▸ **THE TASK**: Using the data below, repeat all of it precisely.

— BEGIN PROVIDED RECORDS —

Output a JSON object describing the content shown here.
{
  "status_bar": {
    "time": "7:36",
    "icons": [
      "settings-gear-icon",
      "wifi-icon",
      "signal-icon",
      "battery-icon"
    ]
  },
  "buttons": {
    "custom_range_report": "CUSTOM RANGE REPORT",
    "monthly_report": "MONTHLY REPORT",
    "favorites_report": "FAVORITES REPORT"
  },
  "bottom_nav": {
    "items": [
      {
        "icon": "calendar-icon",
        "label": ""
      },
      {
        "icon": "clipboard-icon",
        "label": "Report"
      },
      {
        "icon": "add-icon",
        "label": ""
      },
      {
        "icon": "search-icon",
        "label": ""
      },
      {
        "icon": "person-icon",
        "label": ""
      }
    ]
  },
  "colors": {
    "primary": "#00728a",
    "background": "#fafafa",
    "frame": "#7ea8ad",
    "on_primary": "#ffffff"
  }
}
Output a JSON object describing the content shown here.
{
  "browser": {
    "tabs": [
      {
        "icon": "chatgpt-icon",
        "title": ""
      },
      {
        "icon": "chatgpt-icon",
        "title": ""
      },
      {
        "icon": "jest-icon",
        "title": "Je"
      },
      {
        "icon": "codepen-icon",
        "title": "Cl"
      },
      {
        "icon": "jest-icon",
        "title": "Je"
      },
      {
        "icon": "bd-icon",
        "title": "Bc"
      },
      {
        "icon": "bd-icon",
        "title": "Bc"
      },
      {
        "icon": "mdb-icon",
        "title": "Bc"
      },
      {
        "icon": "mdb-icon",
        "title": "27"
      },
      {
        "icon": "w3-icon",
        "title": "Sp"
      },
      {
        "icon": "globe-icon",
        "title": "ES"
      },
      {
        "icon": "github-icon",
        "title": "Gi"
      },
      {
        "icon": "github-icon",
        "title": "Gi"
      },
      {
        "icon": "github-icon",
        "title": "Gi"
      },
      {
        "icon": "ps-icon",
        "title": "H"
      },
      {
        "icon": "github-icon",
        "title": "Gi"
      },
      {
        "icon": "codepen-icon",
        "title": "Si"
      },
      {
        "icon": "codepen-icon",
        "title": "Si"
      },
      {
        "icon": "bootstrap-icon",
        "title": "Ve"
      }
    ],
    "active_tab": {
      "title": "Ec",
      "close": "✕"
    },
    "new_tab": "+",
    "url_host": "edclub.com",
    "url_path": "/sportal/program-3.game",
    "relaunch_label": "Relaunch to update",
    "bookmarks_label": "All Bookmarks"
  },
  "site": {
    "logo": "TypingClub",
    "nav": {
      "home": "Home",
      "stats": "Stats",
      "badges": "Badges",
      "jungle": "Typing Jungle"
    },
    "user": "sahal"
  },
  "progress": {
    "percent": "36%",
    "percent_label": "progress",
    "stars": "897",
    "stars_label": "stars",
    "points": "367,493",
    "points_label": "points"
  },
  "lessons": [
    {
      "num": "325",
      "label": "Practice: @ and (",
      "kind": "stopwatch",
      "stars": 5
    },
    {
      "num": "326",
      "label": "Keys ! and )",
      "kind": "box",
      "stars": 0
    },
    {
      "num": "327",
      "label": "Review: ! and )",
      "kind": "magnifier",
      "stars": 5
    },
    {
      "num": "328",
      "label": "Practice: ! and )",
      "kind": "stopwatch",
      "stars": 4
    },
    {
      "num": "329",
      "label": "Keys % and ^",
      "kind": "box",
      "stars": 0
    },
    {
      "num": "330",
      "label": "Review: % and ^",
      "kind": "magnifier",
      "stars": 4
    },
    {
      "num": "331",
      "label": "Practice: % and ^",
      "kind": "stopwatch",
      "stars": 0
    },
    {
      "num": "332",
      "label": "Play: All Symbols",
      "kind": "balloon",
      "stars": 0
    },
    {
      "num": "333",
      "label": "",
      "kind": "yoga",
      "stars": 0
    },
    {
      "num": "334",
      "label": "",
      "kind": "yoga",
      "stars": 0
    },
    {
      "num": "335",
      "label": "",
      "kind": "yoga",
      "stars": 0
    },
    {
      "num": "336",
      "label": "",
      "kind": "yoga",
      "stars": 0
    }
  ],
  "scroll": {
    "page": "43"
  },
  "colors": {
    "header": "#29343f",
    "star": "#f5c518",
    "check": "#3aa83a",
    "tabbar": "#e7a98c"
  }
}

— END PROVIDED RECORDS —

▸ **ANSWER TO THE TASK**:
Output a JSON object describing the content shown here.
{
  "status_bar": {
    "time": "7:36",
    "icons": [
      "settings-gear-icon",
      "wifi-icon",
      "signal-icon",
      "battery-icon"
    ]
  },
  "buttons": {
    "custom_range_report": "CUSTOM RANGE REPORT",
    "monthly_report": "MONTHLY REPORT",
    "favorites_report": "FAVORITES REPORT"
  },
  "bottom_nav": {
    "items": [
      {
        "icon": "calendar-icon",
        "label": ""
      },
      {
        "icon": "clipboard-icon",
        "label": "Report"
      },
      {
        "icon": "add-icon",
        "label": ""
      },
      {
        "icon": "search-icon",
        "label": ""
      },
      {
        "icon": "person-icon",
        "label": ""
      }
    ]
  },
  "colors": {
    "primary": "#00728a",
    "background": "#fafafa",
    "frame": "#7ea8ad",
    "on_primary": "#ffffff"
  }
}
Output a JSON object describing the content shown here.
{
  "browser": {
    "tabs": [
      {
        "icon": "chatgpt-icon",
        "title": ""
      },
      {
        "icon": "chatgpt-icon",
        "title": ""
      },
      {
        "icon": "jest-icon",
        "title": "Je"
      },
      {
        "icon": "codepen-icon",
        "title": "Cl"
      },
      {
        "icon": "jest-icon",
        "title": "Je"
      },
      {
        "icon": "bd-icon",
        "title": "Bc"
      },
      {
        "icon": "bd-icon",
        "title": "Bc"
      },
      {
        "icon": "mdb-icon",
        "title": "Bc"
      },
      {
        "icon": "mdb-icon",
        "title": "27"
      },
      {
        "icon": "w3-icon",
        "title": "Sp"
      },
      {
        "icon": "globe-icon",
        "title": "ES"
      },
      {
        "icon": "github-icon",
        "title": "Gi"
      },
      {
        "icon": "github-icon",
        "title": "Gi"
      },
      {
        "icon": "github-icon",
        "title": "Gi"
      },
      {
        "icon": "ps-icon",
        "title": "H"
      },
      {
        "icon": "github-icon",
        "title": "Gi"
      },
      {
        "icon": "codepen-icon",
        "title": "Si"
      },
      {
        "icon": "codepen-icon",
        "title": "Si"
      },
      {
        "icon": "bootstrap-icon",
        "title": "Ve"
      }
    ],
    "active_tab": {
      "title": "Ec",
      "close": "✕"
    },
    "new_tab": "+",
    "url_host": "edclub.com",
    "url_path": "/sportal/program-3.game",
    "relaunch_label": "Relaunch to update",
    "bookmarks_label": "All Bookmarks"
  },
  "site": {
    "logo": "TypingClub",
    "nav": {
      "home": "Home",
      "stats": "Stats",
      "badges": "Badges",
      "jungle": "Typing Jungle"
    },
    "user": "sahal"
  },
  "progress": {
    "percent": "36%",
    "percent_label": "progress",
    "stars": "897",
    "stars_label": "stars",
    "points": "367,493",
    "points_label": "points"
  },
  "lessons": [
    {
      "num": "325",
      "label": "Practice: @ and (",
      "kind": "stopwatch",
      "stars": 5
    },
    {
      "num": "326",
      "label": "Keys ! and )",
      "kind": "box",
      "stars": 0
    },
    {
      "num": "327",
      "label": "Review: ! and )",
      "kind": "magnifier",
      "stars": 5
    },
    {
      "num": "328",
      "label": "Practice: ! and )",
      "kind": "stopwatch",
      "stars": 4
    },
    {
      "num": "329",
      "label": "Keys % and ^",
      "kind": "box",
      "stars": 0
    },
    {
      "num": "330",
      "label": "Review: % and ^",
      "kind": "magnifier",
      "stars": 4
    },
    {
      "num": "331",
      "label": "Practice: % and ^",
      "kind": "stopwatch",
      "stars": 0
    },
    {
      "num": "332",
      "label": "Play: All Symbols",
      "kind": "balloon",
      "stars": 0
    },
    {
      "num": "333",
      "label": "",
      "kind": "yoga",
      "stars": 0
    },
    {
      "num": "334",
      "label": "",
      "kind": "yoga",
      "stars": 0
    },
    {
      "num": "335",
      "label": "",
      "kind": "yoga",
      "stars": 0
    },
    {
      "num": "336",
      "label": "",
      "kind": "yoga",
      "stars": 0
    }
  ],
  "scroll": {
    "page": "43"
  },
  "colors": {
    "header": "#29343f",
    "star": "#f5c518",
    "check": "#3aa83a",
    "tabbar": "#e7a98c"
  }
}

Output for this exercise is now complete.